- **Set exercise**
Extract every line below that contains the word "prelatus".
--
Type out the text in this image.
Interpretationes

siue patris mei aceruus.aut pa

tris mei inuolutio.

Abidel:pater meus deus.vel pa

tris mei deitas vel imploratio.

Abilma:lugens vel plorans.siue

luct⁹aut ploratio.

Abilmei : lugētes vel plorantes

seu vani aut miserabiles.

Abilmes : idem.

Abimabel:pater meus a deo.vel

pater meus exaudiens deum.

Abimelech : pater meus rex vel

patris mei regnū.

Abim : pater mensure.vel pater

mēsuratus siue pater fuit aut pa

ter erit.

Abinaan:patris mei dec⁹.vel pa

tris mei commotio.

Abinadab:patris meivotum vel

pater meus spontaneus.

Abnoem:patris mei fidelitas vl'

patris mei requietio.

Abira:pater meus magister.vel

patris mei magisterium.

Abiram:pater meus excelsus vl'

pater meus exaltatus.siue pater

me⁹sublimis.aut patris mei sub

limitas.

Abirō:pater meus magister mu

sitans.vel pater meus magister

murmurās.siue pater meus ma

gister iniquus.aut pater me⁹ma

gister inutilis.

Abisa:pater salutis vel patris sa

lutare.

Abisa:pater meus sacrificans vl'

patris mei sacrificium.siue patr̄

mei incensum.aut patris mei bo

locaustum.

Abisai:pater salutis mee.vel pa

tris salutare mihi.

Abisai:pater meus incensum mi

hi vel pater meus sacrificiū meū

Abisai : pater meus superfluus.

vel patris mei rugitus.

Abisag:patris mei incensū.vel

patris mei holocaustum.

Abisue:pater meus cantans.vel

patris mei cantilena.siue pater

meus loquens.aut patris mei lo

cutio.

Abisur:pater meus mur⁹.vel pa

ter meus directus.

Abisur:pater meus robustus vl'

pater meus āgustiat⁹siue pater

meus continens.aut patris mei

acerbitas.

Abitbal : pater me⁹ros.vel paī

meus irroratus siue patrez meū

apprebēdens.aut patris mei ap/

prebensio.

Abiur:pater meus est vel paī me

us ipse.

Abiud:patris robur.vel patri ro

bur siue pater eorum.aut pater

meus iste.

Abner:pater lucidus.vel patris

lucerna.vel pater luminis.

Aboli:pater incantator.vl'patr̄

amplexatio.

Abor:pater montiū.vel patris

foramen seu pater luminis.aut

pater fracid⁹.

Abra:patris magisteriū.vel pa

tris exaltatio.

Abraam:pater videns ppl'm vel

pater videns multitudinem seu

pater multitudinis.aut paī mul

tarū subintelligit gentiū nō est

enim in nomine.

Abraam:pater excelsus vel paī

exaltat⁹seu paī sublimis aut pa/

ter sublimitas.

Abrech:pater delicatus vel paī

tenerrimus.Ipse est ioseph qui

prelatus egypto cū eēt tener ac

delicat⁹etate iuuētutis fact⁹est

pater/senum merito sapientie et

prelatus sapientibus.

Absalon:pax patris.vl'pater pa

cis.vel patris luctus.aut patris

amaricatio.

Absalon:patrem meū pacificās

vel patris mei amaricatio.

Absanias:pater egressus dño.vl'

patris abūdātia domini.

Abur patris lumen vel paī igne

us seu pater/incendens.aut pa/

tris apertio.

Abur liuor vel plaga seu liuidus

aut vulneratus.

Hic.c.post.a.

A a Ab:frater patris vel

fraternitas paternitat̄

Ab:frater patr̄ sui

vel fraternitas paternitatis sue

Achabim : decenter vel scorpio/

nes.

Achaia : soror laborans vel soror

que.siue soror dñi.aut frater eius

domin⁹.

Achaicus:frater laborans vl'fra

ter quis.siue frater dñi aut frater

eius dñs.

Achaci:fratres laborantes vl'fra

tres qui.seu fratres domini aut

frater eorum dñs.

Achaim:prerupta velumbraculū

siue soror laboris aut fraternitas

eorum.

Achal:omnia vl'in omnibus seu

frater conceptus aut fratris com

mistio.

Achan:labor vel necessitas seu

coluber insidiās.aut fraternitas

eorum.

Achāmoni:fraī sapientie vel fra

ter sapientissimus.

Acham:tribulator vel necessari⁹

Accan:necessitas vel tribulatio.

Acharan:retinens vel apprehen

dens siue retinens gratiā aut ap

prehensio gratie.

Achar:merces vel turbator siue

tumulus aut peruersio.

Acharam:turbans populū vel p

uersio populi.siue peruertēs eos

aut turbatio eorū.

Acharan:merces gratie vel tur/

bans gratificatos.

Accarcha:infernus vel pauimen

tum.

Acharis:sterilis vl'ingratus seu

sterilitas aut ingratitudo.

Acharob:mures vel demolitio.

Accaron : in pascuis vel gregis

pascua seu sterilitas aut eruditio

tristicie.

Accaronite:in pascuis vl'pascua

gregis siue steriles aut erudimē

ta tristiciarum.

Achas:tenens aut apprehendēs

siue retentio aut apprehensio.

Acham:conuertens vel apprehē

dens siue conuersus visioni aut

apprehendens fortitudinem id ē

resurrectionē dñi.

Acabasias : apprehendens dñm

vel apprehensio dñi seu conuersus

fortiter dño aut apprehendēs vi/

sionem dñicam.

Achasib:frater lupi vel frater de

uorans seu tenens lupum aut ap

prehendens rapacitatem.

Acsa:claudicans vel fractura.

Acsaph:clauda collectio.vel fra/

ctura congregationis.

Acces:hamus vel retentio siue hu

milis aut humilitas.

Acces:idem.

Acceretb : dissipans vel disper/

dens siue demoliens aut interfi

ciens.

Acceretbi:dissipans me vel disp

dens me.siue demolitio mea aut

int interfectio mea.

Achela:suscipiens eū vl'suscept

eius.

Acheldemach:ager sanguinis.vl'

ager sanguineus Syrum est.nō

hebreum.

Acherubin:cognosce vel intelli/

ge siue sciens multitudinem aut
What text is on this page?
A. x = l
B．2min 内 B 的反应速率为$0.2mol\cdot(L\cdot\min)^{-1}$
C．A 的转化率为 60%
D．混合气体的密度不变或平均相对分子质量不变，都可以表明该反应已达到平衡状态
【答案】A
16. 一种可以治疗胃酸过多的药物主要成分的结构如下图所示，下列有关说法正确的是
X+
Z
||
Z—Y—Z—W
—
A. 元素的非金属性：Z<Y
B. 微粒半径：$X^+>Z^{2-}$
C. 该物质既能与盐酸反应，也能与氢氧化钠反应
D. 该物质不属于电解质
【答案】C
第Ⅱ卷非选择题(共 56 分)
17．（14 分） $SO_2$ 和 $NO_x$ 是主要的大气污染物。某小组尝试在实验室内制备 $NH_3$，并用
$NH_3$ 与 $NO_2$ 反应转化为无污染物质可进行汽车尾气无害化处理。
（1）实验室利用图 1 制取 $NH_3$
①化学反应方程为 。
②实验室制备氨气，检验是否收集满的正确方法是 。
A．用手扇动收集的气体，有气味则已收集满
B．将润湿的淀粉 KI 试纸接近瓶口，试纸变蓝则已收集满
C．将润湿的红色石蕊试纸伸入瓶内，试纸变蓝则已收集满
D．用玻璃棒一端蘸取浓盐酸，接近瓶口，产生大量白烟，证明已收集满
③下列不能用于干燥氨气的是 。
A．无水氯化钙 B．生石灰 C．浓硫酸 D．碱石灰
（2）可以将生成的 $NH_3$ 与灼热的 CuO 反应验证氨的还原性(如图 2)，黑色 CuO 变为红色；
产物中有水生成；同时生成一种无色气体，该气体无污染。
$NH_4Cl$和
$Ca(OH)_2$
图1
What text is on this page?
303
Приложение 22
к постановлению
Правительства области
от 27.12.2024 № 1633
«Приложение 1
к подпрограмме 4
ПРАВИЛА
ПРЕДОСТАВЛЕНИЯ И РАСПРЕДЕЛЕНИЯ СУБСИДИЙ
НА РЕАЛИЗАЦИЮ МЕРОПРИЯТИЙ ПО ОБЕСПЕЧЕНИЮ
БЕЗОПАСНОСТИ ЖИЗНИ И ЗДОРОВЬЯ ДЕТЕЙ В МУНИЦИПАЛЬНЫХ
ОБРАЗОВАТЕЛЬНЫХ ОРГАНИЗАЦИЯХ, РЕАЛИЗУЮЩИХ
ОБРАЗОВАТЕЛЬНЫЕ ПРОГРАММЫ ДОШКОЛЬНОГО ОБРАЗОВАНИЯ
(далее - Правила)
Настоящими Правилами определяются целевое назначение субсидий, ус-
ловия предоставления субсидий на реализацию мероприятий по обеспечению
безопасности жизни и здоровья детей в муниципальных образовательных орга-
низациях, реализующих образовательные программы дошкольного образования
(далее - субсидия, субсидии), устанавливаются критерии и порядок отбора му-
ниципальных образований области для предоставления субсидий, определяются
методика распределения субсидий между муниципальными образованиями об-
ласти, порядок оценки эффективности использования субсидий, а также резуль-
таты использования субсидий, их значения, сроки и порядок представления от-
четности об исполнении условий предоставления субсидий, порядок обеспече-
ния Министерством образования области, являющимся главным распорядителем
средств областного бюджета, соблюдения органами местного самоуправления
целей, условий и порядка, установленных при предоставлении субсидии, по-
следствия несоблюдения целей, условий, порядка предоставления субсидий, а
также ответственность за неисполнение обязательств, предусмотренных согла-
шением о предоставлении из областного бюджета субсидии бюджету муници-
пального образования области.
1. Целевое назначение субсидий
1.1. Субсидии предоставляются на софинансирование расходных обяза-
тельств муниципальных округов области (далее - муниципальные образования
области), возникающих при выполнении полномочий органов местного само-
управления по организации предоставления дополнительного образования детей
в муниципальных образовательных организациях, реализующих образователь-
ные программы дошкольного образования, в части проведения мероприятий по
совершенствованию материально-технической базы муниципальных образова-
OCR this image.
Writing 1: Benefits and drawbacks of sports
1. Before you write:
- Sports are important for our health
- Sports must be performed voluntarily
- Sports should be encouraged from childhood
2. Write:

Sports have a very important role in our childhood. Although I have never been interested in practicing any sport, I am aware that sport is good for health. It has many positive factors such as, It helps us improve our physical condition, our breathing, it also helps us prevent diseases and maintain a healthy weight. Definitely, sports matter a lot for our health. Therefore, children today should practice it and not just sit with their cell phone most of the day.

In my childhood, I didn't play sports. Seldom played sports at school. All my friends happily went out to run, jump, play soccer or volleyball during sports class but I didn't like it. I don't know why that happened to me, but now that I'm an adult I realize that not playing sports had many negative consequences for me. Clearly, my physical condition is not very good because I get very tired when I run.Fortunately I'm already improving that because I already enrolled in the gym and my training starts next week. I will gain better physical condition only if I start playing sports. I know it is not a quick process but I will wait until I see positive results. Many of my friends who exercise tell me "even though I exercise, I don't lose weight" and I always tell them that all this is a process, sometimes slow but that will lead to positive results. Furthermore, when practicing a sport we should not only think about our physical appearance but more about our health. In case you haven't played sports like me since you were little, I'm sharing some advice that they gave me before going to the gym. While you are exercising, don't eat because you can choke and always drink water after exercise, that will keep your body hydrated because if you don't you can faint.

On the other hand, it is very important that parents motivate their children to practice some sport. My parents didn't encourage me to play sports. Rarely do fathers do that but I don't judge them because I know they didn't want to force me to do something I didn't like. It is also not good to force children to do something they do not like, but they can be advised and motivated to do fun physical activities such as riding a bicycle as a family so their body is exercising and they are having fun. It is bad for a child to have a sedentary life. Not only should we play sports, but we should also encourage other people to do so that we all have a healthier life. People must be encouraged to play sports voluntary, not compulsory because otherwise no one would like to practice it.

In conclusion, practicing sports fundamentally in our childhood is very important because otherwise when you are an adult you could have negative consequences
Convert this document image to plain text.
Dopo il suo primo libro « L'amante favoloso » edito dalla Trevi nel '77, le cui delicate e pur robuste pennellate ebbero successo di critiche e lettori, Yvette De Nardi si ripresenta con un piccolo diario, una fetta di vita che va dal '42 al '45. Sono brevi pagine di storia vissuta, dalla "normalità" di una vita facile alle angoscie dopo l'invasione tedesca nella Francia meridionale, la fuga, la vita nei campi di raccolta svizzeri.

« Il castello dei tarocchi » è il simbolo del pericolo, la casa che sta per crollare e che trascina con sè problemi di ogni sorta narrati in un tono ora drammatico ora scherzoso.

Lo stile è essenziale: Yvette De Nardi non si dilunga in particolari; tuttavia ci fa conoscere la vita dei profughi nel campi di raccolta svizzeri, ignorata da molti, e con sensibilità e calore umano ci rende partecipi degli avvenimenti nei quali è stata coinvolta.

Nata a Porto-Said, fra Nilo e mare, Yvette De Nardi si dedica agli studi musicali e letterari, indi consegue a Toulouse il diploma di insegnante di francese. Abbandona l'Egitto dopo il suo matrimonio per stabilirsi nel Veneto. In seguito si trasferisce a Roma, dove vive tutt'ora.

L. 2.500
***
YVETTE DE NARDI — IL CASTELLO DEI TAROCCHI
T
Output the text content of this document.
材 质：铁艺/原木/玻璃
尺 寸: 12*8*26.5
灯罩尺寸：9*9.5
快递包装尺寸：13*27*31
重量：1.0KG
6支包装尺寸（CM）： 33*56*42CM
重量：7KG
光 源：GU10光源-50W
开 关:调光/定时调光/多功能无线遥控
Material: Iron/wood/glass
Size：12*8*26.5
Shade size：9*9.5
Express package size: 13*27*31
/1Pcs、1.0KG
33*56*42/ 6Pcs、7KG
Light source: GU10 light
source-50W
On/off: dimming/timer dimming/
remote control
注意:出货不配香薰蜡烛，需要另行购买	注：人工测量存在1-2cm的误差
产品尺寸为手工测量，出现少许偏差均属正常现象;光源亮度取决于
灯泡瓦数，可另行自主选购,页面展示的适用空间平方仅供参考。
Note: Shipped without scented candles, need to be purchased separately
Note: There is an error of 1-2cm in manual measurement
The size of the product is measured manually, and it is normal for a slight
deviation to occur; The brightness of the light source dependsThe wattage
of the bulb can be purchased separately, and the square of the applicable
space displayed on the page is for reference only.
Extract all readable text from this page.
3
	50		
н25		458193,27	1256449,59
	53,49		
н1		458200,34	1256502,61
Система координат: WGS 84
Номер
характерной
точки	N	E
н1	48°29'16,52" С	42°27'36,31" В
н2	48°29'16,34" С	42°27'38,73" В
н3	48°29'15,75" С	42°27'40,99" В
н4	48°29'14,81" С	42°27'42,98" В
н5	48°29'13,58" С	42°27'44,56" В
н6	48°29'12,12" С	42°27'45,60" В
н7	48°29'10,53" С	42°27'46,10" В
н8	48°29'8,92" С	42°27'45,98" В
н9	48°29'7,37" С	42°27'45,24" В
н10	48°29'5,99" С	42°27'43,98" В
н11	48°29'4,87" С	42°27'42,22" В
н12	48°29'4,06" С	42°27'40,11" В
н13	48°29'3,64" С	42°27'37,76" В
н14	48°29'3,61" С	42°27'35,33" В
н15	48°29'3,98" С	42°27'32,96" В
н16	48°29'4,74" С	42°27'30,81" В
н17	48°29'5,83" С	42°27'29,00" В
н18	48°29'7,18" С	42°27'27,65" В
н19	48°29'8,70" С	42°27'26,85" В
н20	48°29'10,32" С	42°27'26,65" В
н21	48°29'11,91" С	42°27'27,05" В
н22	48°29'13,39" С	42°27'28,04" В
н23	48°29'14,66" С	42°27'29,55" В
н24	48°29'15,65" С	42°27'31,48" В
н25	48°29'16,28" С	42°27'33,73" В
--
- **Solution**
prelatus egypto cū eēt tener ac
prelatus sapientibus.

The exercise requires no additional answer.